EXERCISE INPUTS:
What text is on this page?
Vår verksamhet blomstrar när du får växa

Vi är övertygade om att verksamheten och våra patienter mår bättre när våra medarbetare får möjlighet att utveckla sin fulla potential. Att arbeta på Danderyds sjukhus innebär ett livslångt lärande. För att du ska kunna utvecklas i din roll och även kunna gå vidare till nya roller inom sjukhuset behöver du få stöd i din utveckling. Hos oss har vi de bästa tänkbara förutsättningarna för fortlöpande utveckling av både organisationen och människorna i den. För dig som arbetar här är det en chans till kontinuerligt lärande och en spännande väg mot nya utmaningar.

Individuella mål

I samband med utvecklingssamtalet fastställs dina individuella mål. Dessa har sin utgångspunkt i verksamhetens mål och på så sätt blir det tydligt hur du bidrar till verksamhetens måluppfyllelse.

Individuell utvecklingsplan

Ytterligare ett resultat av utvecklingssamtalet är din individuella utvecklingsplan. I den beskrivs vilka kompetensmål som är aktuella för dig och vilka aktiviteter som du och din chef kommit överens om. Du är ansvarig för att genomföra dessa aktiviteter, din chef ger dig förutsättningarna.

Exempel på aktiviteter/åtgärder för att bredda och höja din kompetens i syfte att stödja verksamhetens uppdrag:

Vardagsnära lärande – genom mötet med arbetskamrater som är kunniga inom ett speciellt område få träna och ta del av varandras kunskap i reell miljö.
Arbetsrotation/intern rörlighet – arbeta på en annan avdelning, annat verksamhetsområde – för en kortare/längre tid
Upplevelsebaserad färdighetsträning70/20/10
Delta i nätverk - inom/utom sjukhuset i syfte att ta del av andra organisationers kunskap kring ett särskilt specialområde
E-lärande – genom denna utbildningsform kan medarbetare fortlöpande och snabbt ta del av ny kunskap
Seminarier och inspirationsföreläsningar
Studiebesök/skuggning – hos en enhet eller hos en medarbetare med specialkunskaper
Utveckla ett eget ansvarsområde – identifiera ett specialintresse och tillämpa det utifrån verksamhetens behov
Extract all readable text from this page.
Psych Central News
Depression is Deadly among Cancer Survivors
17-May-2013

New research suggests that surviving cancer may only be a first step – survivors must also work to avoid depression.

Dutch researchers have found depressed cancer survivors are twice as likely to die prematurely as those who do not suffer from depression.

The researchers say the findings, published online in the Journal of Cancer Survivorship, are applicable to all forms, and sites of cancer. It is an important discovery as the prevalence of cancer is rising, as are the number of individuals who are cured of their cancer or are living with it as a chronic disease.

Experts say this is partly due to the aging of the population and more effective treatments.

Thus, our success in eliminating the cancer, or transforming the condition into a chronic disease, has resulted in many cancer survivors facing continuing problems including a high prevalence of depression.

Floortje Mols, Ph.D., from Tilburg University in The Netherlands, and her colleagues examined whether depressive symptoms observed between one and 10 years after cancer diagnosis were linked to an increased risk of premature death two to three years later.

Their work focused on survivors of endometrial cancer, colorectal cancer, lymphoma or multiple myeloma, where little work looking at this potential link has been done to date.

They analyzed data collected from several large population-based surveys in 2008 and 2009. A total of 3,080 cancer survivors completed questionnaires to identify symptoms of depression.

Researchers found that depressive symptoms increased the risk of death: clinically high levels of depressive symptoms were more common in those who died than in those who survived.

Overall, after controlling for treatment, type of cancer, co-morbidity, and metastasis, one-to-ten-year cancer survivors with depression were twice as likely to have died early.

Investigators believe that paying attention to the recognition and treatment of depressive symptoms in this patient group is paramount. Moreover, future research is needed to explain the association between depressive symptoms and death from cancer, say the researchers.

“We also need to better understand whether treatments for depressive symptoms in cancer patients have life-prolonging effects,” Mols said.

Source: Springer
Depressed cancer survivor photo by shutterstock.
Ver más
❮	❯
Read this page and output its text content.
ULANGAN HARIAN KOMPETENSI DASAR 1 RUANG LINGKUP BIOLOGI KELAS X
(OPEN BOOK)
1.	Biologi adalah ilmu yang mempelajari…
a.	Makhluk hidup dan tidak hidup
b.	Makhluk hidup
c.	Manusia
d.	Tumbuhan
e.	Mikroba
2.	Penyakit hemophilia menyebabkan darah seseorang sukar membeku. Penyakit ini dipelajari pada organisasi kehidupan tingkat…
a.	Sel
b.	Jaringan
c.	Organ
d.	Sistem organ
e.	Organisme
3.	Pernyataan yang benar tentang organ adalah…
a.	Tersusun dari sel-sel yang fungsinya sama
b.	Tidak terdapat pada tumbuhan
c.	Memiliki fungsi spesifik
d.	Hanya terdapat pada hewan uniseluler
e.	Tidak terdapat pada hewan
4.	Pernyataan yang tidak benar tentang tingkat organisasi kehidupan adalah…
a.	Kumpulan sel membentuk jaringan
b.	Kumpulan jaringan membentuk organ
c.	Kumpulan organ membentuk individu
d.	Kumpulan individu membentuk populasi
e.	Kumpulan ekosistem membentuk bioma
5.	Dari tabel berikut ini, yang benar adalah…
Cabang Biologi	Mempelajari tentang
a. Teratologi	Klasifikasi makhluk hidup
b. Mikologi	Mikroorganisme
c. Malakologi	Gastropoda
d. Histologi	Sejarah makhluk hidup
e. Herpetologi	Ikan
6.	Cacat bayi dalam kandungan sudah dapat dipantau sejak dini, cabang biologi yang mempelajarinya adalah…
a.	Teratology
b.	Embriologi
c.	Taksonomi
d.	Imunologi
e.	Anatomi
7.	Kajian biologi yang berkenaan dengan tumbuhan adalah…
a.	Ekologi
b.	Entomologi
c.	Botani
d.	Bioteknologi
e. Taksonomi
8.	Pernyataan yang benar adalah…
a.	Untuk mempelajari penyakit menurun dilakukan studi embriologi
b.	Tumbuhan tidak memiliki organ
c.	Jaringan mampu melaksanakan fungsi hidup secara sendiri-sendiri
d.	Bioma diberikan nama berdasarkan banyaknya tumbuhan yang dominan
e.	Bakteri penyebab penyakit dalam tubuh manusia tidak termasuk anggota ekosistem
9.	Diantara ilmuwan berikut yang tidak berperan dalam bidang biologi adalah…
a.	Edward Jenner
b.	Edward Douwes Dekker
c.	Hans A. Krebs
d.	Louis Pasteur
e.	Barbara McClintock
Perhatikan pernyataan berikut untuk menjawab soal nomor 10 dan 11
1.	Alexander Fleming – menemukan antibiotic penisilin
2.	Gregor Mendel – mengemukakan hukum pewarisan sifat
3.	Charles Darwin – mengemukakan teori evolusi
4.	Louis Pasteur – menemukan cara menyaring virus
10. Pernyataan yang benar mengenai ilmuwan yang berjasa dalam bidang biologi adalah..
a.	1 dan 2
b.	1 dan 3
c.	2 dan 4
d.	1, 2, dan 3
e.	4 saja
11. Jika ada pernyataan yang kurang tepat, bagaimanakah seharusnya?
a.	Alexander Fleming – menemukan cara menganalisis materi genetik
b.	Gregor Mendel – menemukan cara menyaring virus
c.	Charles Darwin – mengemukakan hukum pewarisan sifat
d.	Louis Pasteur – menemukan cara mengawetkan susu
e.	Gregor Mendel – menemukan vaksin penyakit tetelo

PROBLEM TO WORK ON: Please reproduce the entire listing. Keep it identical.

ANSWER FOR THIS EXERCISE:
What text is on this page?
Vår verksamhet blomstrar när du får växa

Vi är övertygade om att verksamheten och våra patienter mår bättre när våra medarbetare får möjlighet att utveckla sin fulla potential. Att arbeta på Danderyds sjukhus innebär ett livslångt lärande. För att du ska kunna utvecklas i din roll och även kunna gå vidare till nya roller inom sjukhuset behöver du få stöd i din utveckling. Hos oss har vi de bästa tänkbara förutsättningarna för fortlöpande utveckling av både organisationen och människorna i den. För dig som arbetar här är det en chans till kontinuerligt lärande och en spännande väg mot nya utmaningar.

Individuella mål

I samband med utvecklingssamtalet fastställs dina individuella mål. Dessa har sin utgångspunkt i verksamhetens mål och på så sätt blir det tydligt hur du bidrar till verksamhetens måluppfyllelse.

Individuell utvecklingsplan

Ytterligare ett resultat av utvecklingssamtalet är din individuella utvecklingsplan. I den beskrivs vilka kompetensmål som är aktuella för dig och vilka aktiviteter som du och din chef kommit överens om. Du är ansvarig för att genomföra dessa aktiviteter, din chef ger dig förutsättningarna.

Exempel på aktiviteter/åtgärder för att bredda och höja din kompetens i syfte att stödja verksamhetens uppdrag:

Vardagsnära lärande – genom mötet med arbetskamrater som är kunniga inom ett speciellt område få träna och ta del av varandras kunskap i reell miljö.
Arbetsrotation/intern rörlighet – arbeta på en annan avdelning, annat verksamhetsområde – för en kortare/längre tid
Upplevelsebaserad färdighetsträning70/20/10
Delta i nätverk - inom/utom sjukhuset i syfte att ta del av andra organisationers kunskap kring ett särskilt specialområde
E-lärande – genom denna utbildningsform kan medarbetare fortlöpande och snabbt ta del av ny kunskap
Seminarier och inspirationsföreläsningar
Studiebesök/skuggning – hos en enhet eller hos en medarbetare med specialkunskaper
Utveckla ett eget ansvarsområde – identifiera ett specialintresse och tillämpa det utifrån verksamhetens behov
Extract all readable text from this page.
Psych Central News
Depression is Deadly among Cancer Survivors
17-May-2013

New research suggests that surviving cancer may only be a first step – survivors must also work to avoid depression.

Dutch researchers have found depressed cancer survivors are twice as likely to die prematurely as those who do not suffer from depression.

The researchers say the findings, published online in the Journal of Cancer Survivorship, are applicable to all forms, and sites of cancer. It is an important discovery as the prevalence of cancer is rising, as are the number of individuals who are cured of their cancer or are living with it as a chronic disease.

Experts say this is partly due to the aging of the population and more effective treatments.

Thus, our success in eliminating the cancer, or transforming the condition into a chronic disease, has resulted in many cancer survivors facing continuing problems including a high prevalence of depression.

Floortje Mols, Ph.D., from Tilburg University in The Netherlands, and her colleagues examined whether depressive symptoms observed between one and 10 years after cancer diagnosis were linked to an increased risk of premature death two to three years later.

Their work focused on survivors of endometrial cancer, colorectal cancer, lymphoma or multiple myeloma, where little work looking at this potential link has been done to date.

They analyzed data collected from several large population-based surveys in 2008 and 2009. A total of 3,080 cancer survivors completed questionnaires to identify symptoms of depression.

Researchers found that depressive symptoms increased the risk of death: clinically high levels of depressive symptoms were more common in those who died than in those who survived.

Overall, after controlling for treatment, type of cancer, co-morbidity, and metastasis, one-to-ten-year cancer survivors with depression were twice as likely to have died early.

Investigators believe that paying attention to the recognition and treatment of depressive symptoms in this patient group is paramount. Moreover, future research is needed to explain the association between depressive symptoms and death from cancer, say the researchers.

“We also need to better understand whether treatments for depressive symptoms in cancer patients have life-prolonging effects,” Mols said.

Source: Springer
Depressed cancer survivor photo by shutterstock.
Ver más
❮	❯
Read this page and output its text content.
ULANGAN HARIAN KOMPETENSI DASAR 1 RUANG LINGKUP BIOLOGI KELAS X
(OPEN BOOK)
1.	Biologi adalah ilmu yang mempelajari…
a.	Makhluk hidup dan tidak hidup
b.	Makhluk hidup
c.	Manusia
d.	Tumbuhan
e.	Mikroba
2.	Penyakit hemophilia menyebabkan darah seseorang sukar membeku. Penyakit ini dipelajari pada organisasi kehidupan tingkat…
a.	Sel
b.	Jaringan
c.	Organ
d.	Sistem organ
e.	Organisme
3.	Pernyataan yang benar tentang organ adalah…
a.	Tersusun dari sel-sel yang fungsinya sama
b.	Tidak terdapat pada tumbuhan
c.	Memiliki fungsi spesifik
d.	Hanya terdapat pada hewan uniseluler
e.	Tidak terdapat pada hewan
4.	Pernyataan yang tidak benar tentang tingkat organisasi kehidupan adalah…
a.	Kumpulan sel membentuk jaringan
b.	Kumpulan jaringan membentuk organ
c.	Kumpulan organ membentuk individu
d.	Kumpulan individu membentuk populasi
e.	Kumpulan ekosistem membentuk bioma
5.	Dari tabel berikut ini, yang benar adalah…
Cabang Biologi	Mempelajari tentang
a. Teratologi	Klasifikasi makhluk hidup
b. Mikologi	Mikroorganisme
c. Malakologi	Gastropoda
d. Histologi	Sejarah makhluk hidup
e. Herpetologi	Ikan
6.	Cacat bayi dalam kandungan sudah dapat dipantau sejak dini, cabang biologi yang mempelajarinya adalah…
a.	Teratology
b.	Embriologi
c.	Taksonomi
d.	Imunologi
e.	Anatomi
7.	Kajian biologi yang berkenaan dengan tumbuhan adalah…
a.	Ekologi
b.	Entomologi
c.	Botani
d.	Bioteknologi
e. Taksonomi
8.	Pernyataan yang benar adalah…
a.	Untuk mempelajari penyakit menurun dilakukan studi embriologi
b.	Tumbuhan tidak memiliki organ
c.	Jaringan mampu melaksanakan fungsi hidup secara sendiri-sendiri
d.	Bioma diberikan nama berdasarkan banyaknya tumbuhan yang dominan
e.	Bakteri penyebab penyakit dalam tubuh manusia tidak termasuk anggota ekosistem
9.	Diantara ilmuwan berikut yang tidak berperan dalam bidang biologi adalah…
a.	Edward Jenner
b.	Edward Douwes Dekker
c.	Hans A. Krebs
d.	Louis Pasteur
e.	Barbara McClintock
Perhatikan pernyataan berikut untuk menjawab soal nomor 10 dan 11
1.	Alexander Fleming – menemukan antibiotic penisilin
2.	Gregor Mendel – mengemukakan hukum pewarisan sifat
3.	Charles Darwin – mengemukakan teori evolusi
4.	Louis Pasteur – menemukan cara menyaring virus
10. Pernyataan yang benar mengenai ilmuwan yang berjasa dalam bidang biologi adalah..
a.	1 dan 2
b.	1 dan 3
c.	2 dan 4
d.	1, 2, dan 3
e.	4 saja
11. Jika ada pernyataan yang kurang tepat, bagaimanakah seharusnya?
a.	Alexander Fleming – menemukan cara menganalisis materi genetik
b.	Gregor Mendel – menemukan cara menyaring virus
c.	Charles Darwin – mengemukakan hukum pewarisan sifat
d.	Louis Pasteur – menemukan cara mengawetkan susu
e.	Gregor Mendel – menemukan vaksin penyakit tetelo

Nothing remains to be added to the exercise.